Begin at the line containing "Parse this screenshot: output" and give again every line to the end of the records, exactly, without the pictures.

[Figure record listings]

^^^^^^^^^^^^^^^^

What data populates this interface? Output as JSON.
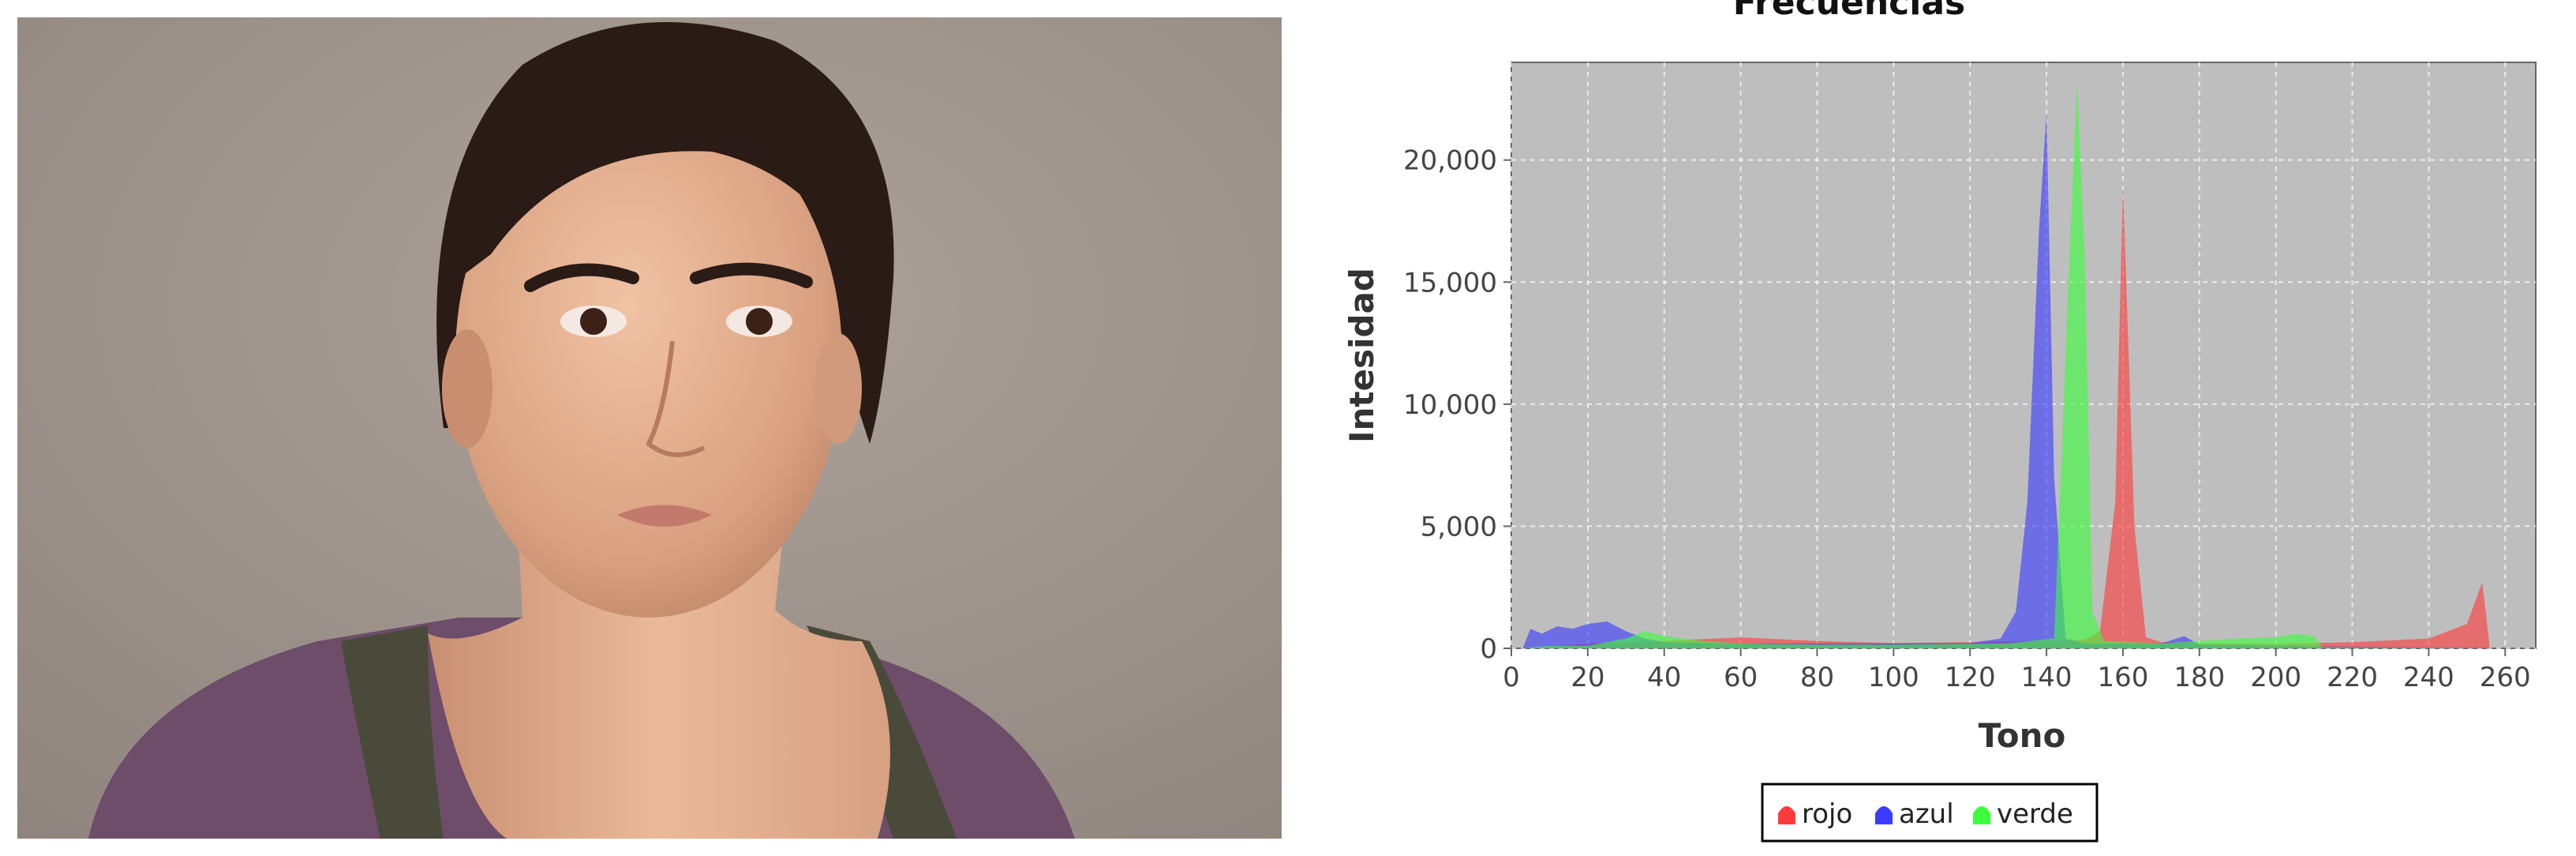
{
  "photo": {
    "subject": "portrait-photo"
  },
  "chart_data": {
    "type": "area",
    "title": "Frecuencias",
    "xlabel": "Tono",
    "ylabel": "Intesidad",
    "xlim": [
      0,
      268
    ],
    "ylim": [
      0,
      24000
    ],
    "x_ticks": [
      0,
      20,
      40,
      60,
      80,
      100,
      120,
      140,
      160,
      180,
      200,
      220,
      240,
      260
    ],
    "x_tick_labels": [
      "0",
      "20",
      "40",
      "60",
      "80",
      "100",
      "120",
      "140",
      "160",
      "180",
      "200",
      "220",
      "240",
      "260"
    ],
    "y_ticks": [
      0,
      5000,
      10000,
      15000,
      20000
    ],
    "y_tick_labels": [
      "0",
      "5,000",
      "10,000",
      "15,000",
      "20,000"
    ],
    "grid": true,
    "legend_position": "bottom-center",
    "background_color": "#bebebe",
    "series": [
      {
        "name": "rojo",
        "color": "#ff3b3b",
        "x": [
          5,
          20,
          40,
          60,
          80,
          100,
          120,
          140,
          150,
          154,
          158,
          160,
          163,
          166,
          170,
          180,
          200,
          220,
          240,
          250,
          254,
          256
        ],
        "y": [
          0,
          200,
          300,
          450,
          300,
          220,
          250,
          300,
          350,
          700,
          6000,
          19000,
          5000,
          450,
          260,
          200,
          180,
          250,
          400,
          1000,
          2700,
          0
        ]
      },
      {
        "name": "azul",
        "color": "#3b3bff",
        "x": [
          3,
          5,
          8,
          12,
          16,
          20,
          25,
          30,
          35,
          40,
          60,
          100,
          120,
          128,
          132,
          135,
          138,
          140,
          142,
          145,
          150,
          170,
          176,
          180,
          200,
          256
        ],
        "y": [
          0,
          800,
          600,
          900,
          800,
          1000,
          1100,
          700,
          400,
          250,
          200,
          200,
          220,
          400,
          1500,
          6000,
          17000,
          22000,
          7000,
          400,
          200,
          200,
          500,
          150,
          100,
          0
        ]
      },
      {
        "name": "verde",
        "color": "#3bff3b",
        "x": [
          3,
          10,
          20,
          30,
          35,
          40,
          50,
          60,
          80,
          100,
          130,
          142,
          144,
          146,
          148,
          150,
          152,
          155,
          170,
          180,
          190,
          200,
          205,
          210,
          212,
          256
        ],
        "y": [
          0,
          100,
          100,
          400,
          700,
          500,
          300,
          200,
          150,
          150,
          200,
          400,
          8000,
          16000,
          23200,
          16000,
          1500,
          300,
          200,
          300,
          400,
          450,
          600,
          500,
          50,
          0
        ]
      }
    ]
  }
}
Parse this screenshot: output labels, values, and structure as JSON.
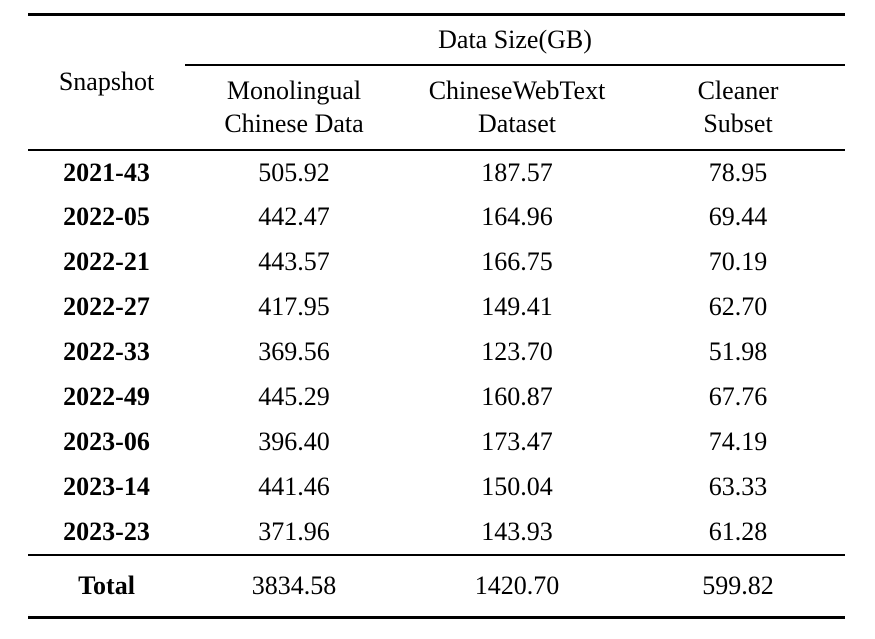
{
  "colors": {
    "text": "#000000",
    "background": "#ffffff",
    "rule": "#000000"
  },
  "table": {
    "header": {
      "snapshot_label": "Snapshot",
      "group_label": "Data Size(GB)",
      "columns": [
        {
          "line1": "Monolingual",
          "line2": "Chinese Data"
        },
        {
          "line1": "ChineseWebText",
          "line2": "Dataset"
        },
        {
          "line1": "Cleaner",
          "line2": "Subset"
        }
      ]
    },
    "rows": [
      {
        "snapshot": "2021-43",
        "values": [
          "505.92",
          "187.57",
          "78.95"
        ]
      },
      {
        "snapshot": "2022-05",
        "values": [
          "442.47",
          "164.96",
          "69.44"
        ]
      },
      {
        "snapshot": "2022-21",
        "values": [
          "443.57",
          "166.75",
          "70.19"
        ]
      },
      {
        "snapshot": "2022-27",
        "values": [
          "417.95",
          "149.41",
          "62.70"
        ]
      },
      {
        "snapshot": "2022-33",
        "values": [
          "369.56",
          "123.70",
          "51.98"
        ]
      },
      {
        "snapshot": "2022-49",
        "values": [
          "445.29",
          "160.87",
          "67.76"
        ]
      },
      {
        "snapshot": "2023-06",
        "values": [
          "396.40",
          "173.47",
          "74.19"
        ]
      },
      {
        "snapshot": "2023-14",
        "values": [
          "441.46",
          "150.04",
          "63.33"
        ]
      },
      {
        "snapshot": "2023-23",
        "values": [
          "371.96",
          "143.93",
          "61.28"
        ]
      }
    ],
    "total": {
      "label": "Total",
      "values": [
        "3834.58",
        "1420.70",
        "599.82"
      ]
    }
  }
}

^^^^^^^^^^^^^^^^

● **CORRECT ANSWER**
Parse this screenshot: output labels, values, and structure as JSON.
{
  "colors": {
    "text": "#000000",
    "background": "#ffffff",
    "rule": "#000000"
  },
  "table": {
    "header": {
      "snapshot_label": "Snapshot",
      "group_label": "Data Size(GB)",
      "columns": [
        {
          "line1": "Monolingual",
          "line2": "Chinese Data"
        },
        {
          "line1": "ChineseWebText",
          "line2": "Dataset"
        },
        {
          "line1": "Cleaner",
          "line2": "Subset"
        }
      ]
    },
    "rows": [
      {
        "snapshot": "2021-43",
        "values": [
          "505.92",
          "187.57",
          "78.95"
        ]
      },
      {
        "snapshot": "2022-05",
        "values": [
          "442.47",
          "164.96",
          "69.44"
        ]
      },
      {
        "snapshot": "2022-21",
        "values": [
          "443.57",
          "166.75",
          "70.19"
        ]
      },
      {
        "snapshot": "2022-27",
        "values": [
          "417.95",
          "149.41",
          "62.70"
        ]
      },
      {
        "snapshot": "2022-33",
        "values": [
          "369.56",
          "123.70",
          "51.98"
        ]
      },
      {
        "snapshot": "2022-49",
        "values": [
          "445.29",
          "160.87",
          "67.76"
        ]
      },
      {
        "snapshot": "2023-06",
        "values": [
          "396.40",
          "173.47",
          "74.19"
        ]
      },
      {
        "snapshot": "2023-14",
        "values": [
          "441.46",
          "150.04",
          "63.33"
        ]
      },
      {
        "snapshot": "2023-23",
        "values": [
          "371.96",
          "143.93",
          "61.28"
        ]
      }
    ],
    "total": {
      "label": "Total",
      "values": [
        "3834.58",
        "1420.70",
        "599.82"
      ]
    }
  }
}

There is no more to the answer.